Search the listing for the string "green" and copy every line that contains it.

----- Records to use -----

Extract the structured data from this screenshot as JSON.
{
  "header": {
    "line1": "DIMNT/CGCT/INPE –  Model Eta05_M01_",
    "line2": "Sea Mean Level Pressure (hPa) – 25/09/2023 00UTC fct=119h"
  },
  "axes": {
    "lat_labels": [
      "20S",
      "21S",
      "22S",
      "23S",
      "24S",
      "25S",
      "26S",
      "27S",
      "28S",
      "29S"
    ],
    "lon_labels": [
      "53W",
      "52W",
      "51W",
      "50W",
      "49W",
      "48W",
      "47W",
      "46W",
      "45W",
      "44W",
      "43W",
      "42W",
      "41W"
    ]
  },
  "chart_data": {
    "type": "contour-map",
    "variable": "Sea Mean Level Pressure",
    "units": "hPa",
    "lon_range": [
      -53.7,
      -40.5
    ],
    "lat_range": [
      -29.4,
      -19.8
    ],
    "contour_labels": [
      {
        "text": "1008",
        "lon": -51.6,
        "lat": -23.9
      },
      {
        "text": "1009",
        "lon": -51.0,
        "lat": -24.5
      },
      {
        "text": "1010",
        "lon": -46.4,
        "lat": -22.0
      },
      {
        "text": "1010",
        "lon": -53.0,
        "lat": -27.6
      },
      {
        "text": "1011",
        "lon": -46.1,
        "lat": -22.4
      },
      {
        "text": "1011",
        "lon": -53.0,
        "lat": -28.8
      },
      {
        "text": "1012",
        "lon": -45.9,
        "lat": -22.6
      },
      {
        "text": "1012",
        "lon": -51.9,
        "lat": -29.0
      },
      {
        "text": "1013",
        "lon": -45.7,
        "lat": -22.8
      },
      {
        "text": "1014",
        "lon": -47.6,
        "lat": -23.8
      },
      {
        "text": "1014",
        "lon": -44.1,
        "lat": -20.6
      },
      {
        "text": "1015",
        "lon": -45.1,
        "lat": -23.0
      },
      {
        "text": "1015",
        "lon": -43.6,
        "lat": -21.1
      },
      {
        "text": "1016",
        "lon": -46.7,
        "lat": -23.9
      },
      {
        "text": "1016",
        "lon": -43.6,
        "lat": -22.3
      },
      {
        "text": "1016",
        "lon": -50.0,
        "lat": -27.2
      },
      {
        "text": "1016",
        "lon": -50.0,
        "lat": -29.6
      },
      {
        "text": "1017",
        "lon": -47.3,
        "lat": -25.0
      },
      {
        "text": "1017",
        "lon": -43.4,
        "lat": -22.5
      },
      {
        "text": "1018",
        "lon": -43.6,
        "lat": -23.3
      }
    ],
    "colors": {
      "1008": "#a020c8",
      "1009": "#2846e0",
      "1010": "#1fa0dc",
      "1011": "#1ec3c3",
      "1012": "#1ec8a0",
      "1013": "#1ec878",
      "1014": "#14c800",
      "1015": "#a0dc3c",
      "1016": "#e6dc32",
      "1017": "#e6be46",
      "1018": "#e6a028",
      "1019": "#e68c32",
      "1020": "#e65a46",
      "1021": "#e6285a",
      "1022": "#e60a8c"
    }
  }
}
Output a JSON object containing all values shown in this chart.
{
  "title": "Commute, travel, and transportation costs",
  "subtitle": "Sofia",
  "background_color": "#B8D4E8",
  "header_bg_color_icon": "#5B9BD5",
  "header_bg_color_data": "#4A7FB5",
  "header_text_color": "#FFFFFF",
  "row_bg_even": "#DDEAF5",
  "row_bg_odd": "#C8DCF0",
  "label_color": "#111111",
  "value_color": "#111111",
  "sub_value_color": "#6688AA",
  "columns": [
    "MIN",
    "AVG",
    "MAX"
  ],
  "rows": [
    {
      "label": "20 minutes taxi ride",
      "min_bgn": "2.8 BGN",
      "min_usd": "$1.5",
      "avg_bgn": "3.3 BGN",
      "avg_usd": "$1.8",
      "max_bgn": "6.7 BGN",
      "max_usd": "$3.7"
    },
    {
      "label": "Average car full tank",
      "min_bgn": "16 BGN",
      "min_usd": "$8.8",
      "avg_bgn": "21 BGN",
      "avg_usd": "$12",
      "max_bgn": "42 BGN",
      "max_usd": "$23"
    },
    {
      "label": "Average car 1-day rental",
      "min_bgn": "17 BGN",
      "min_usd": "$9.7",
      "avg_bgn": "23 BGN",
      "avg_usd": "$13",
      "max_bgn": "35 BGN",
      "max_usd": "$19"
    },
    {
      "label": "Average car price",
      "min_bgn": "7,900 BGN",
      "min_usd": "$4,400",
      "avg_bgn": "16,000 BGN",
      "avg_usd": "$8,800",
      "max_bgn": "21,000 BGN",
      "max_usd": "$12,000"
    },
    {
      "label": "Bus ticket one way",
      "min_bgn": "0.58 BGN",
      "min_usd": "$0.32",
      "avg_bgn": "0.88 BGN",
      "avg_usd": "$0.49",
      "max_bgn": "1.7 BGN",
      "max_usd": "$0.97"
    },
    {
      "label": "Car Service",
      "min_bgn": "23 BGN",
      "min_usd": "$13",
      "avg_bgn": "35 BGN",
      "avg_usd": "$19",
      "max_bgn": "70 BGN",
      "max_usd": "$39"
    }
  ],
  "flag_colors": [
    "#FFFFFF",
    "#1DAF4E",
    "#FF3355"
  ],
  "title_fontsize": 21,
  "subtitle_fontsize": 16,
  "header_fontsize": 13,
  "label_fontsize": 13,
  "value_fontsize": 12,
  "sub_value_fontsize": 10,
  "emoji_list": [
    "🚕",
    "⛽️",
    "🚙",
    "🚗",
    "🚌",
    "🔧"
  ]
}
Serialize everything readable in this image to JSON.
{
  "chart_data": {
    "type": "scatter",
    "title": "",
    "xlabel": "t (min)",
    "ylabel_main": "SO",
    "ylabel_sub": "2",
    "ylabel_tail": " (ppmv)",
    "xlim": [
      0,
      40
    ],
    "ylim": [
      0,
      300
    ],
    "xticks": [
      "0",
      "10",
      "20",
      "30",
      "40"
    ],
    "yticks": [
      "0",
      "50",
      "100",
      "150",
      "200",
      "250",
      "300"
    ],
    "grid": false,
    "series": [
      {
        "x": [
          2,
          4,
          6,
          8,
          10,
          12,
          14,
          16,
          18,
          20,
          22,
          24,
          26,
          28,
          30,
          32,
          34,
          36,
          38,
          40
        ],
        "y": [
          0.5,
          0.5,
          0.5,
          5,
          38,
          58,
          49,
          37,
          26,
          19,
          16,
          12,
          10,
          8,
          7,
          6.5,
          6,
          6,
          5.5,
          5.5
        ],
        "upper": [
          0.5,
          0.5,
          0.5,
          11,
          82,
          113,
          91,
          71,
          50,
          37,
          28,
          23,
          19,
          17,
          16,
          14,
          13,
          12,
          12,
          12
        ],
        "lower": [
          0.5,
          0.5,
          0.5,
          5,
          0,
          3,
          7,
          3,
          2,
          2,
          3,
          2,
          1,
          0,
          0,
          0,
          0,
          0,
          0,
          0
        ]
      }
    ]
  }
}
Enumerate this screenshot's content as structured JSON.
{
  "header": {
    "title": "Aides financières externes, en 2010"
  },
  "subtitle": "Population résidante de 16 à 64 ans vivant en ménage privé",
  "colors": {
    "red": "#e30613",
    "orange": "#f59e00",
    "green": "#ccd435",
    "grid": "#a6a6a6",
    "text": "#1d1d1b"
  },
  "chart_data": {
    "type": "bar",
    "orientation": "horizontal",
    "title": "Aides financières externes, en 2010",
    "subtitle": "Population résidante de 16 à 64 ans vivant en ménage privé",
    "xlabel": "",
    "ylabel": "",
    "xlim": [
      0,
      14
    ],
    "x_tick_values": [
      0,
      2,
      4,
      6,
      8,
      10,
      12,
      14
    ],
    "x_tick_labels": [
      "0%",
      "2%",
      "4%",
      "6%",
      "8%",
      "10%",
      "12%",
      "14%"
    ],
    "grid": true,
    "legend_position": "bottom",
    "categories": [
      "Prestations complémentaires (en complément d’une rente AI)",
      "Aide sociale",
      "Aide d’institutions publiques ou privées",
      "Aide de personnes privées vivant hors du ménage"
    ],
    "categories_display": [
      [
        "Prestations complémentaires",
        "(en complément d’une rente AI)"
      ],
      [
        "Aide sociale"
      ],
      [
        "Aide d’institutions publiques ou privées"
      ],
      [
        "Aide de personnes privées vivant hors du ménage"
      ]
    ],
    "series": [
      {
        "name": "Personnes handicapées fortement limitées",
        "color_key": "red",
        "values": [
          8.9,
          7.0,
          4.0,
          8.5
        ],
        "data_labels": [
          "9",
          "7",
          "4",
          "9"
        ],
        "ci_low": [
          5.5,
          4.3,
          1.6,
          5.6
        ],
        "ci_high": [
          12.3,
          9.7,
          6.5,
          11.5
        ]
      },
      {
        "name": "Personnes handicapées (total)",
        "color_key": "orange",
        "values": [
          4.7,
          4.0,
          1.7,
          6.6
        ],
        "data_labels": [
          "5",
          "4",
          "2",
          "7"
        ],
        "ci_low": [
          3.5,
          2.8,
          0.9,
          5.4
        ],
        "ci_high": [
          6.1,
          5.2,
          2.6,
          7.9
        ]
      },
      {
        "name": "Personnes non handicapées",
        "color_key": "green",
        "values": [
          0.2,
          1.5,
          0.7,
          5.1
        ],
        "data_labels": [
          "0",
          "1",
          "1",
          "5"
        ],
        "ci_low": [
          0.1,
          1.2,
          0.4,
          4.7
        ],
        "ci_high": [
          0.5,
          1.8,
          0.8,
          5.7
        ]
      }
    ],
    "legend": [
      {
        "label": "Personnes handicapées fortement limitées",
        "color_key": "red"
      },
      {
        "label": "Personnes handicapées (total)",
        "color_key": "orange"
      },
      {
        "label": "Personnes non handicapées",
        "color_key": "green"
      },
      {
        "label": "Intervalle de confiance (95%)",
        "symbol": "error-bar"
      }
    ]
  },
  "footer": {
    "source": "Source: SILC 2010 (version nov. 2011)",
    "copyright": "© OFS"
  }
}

-----

- Solution -
    "green": "#ccd435",
        "color_key": "green",
        "color_key": "green"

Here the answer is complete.